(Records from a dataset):

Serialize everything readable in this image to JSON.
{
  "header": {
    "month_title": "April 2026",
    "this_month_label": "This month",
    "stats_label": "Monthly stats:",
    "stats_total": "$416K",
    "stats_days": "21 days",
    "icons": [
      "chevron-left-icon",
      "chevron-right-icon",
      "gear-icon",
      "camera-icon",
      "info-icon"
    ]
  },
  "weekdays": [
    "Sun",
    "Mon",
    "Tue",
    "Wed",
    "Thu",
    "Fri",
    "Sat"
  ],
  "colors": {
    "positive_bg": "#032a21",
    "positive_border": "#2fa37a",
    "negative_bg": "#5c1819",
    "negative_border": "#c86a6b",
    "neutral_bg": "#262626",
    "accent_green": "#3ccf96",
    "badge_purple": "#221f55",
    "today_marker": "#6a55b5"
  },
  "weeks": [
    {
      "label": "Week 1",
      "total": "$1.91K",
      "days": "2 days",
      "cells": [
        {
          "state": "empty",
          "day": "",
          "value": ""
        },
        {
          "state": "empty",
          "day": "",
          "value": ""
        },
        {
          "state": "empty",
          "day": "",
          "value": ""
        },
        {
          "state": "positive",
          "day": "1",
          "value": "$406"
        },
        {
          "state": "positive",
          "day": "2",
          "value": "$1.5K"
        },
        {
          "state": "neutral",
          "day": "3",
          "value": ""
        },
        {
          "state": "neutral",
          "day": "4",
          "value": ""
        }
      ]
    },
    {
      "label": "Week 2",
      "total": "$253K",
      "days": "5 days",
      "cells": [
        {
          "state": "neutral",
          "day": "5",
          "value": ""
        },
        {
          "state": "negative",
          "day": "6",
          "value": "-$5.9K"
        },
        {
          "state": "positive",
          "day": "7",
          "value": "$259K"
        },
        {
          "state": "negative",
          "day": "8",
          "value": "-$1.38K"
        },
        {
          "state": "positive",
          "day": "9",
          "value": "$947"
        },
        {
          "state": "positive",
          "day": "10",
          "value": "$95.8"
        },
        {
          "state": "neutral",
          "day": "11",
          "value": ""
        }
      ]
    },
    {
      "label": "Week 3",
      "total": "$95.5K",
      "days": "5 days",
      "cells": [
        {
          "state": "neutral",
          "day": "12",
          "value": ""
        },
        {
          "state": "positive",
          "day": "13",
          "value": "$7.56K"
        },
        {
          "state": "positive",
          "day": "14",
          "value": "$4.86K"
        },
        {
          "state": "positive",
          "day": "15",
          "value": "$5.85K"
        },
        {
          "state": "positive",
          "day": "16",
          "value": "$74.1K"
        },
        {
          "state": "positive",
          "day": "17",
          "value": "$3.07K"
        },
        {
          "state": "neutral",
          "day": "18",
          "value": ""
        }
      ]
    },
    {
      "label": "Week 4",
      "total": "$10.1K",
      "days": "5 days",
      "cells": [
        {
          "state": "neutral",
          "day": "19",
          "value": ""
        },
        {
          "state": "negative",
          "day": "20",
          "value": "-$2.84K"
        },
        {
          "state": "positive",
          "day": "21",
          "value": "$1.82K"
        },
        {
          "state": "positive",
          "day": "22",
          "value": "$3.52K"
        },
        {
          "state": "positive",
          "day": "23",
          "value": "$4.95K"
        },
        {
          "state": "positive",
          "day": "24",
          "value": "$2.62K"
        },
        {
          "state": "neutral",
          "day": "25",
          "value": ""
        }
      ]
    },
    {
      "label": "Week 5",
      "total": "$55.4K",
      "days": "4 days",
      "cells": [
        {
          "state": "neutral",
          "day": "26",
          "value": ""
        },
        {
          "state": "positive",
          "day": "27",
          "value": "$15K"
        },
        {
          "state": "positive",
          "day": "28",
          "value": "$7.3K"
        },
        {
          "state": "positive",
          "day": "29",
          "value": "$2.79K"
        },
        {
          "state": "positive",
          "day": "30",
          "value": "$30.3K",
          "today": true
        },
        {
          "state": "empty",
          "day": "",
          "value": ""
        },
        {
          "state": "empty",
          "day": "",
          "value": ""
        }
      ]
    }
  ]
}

(PROBLEM TO WORK ON): Return the listing above word for word.

(THE SOLUTION):
Serialize everything readable in this image to JSON.
{
  "header": {
    "month_title": "April 2026",
    "this_month_label": "This month",
    "stats_label": "Monthly stats:",
    "stats_total": "$416K",
    "stats_days": "21 days",
    "icons": [
      "chevron-left-icon",
      "chevron-right-icon",
      "gear-icon",
      "camera-icon",
      "info-icon"
    ]
  },
  "weekdays": [
    "Sun",
    "Mon",
    "Tue",
    "Wed",
    "Thu",
    "Fri",
    "Sat"
  ],
  "colors": {
    "positive_bg": "#032a21",
    "positive_border": "#2fa37a",
    "negative_bg": "#5c1819",
    "negative_border": "#c86a6b",
    "neutral_bg": "#262626",
    "accent_green": "#3ccf96",
    "badge_purple": "#221f55",
    "today_marker": "#6a55b5"
  },
  "weeks": [
    {
      "label": "Week 1",
      "total": "$1.91K",
      "days": "2 days",
      "cells": [
        {
          "state": "empty",
          "day": "",
          "value": ""
        },
        {
          "state": "empty",
          "day": "",
          "value": ""
        },
        {
          "state": "empty",
          "day": "",
          "value": ""
        },
        {
          "state": "positive",
          "day": "1",
          "value": "$406"
        },
        {
          "state": "positive",
          "day": "2",
          "value": "$1.5K"
        },
        {
          "state": "neutral",
          "day": "3",
          "value": ""
        },
        {
          "state": "neutral",
          "day": "4",
          "value": ""
        }
      ]
    },
    {
      "label": "Week 2",
      "total": "$253K",
      "days": "5 days",
      "cells": [
        {
          "state": "neutral",
          "day": "5",
          "value": ""
        },
        {
          "state": "negative",
          "day": "6",
          "value": "-$5.9K"
        },
        {
          "state": "positive",
          "day": "7",
          "value": "$259K"
        },
        {
          "state": "negative",
          "day": "8",
          "value": "-$1.38K"
        },
        {
          "state": "positive",
          "day": "9",
          "value": "$947"
        },
        {
          "state": "positive",
          "day": "10",
          "value": "$95.8"
        },
        {
          "state": "neutral",
          "day": "11",
          "value": ""
        }
      ]
    },
    {
      "label": "Week 3",
      "total": "$95.5K",
      "days": "5 days",
      "cells": [
        {
          "state": "neutral",
          "day": "12",
          "value": ""
        },
        {
          "state": "positive",
          "day": "13",
          "value": "$7.56K"
        },
        {
          "state": "positive",
          "day": "14",
          "value": "$4.86K"
        },
        {
          "state": "positive",
          "day": "15",
          "value": "$5.85K"
        },
        {
          "state": "positive",
          "day": "16",
          "value": "$74.1K"
        },
        {
          "state": "positive",
          "day": "17",
          "value": "$3.07K"
        },
        {
          "state": "neutral",
          "day": "18",
          "value": ""
        }
      ]
    },
    {
      "label": "Week 4",
      "total": "$10.1K",
      "days": "5 days",
      "cells": [
        {
          "state": "neutral",
          "day": "19",
          "value": ""
        },
        {
          "state": "negative",
          "day": "20",
          "value": "-$2.84K"
        },
        {
          "state": "positive",
          "day": "21",
          "value": "$1.82K"
        },
        {
          "state": "positive",
          "day": "22",
          "value": "$3.52K"
        },
        {
          "state": "positive",
          "day": "23",
          "value": "$4.95K"
        },
        {
          "state": "positive",
          "day": "24",
          "value": "$2.62K"
        },
        {
          "state": "neutral",
          "day": "25",
          "value": ""
        }
      ]
    },
    {
      "label": "Week 5",
      "total": "$55.4K",
      "days": "4 days",
      "cells": [
        {
          "state": "neutral",
          "day": "26",
          "value": ""
        },
        {
          "state": "positive",
          "day": "27",
          "value": "$15K"
        },
        {
          "state": "positive",
          "day": "28",
          "value": "$7.3K"
        },
        {
          "state": "positive",
          "day": "29",
          "value": "$2.79K"
        },
        {
          "state": "positive",
          "day": "30",
          "value": "$30.3K",
          "today": true
        },
        {
          "state": "empty",
          "day": "",
          "value": ""
        },
        {
          "state": "empty",
          "day": "",
          "value": ""
        }
      ]
    }
  ]
}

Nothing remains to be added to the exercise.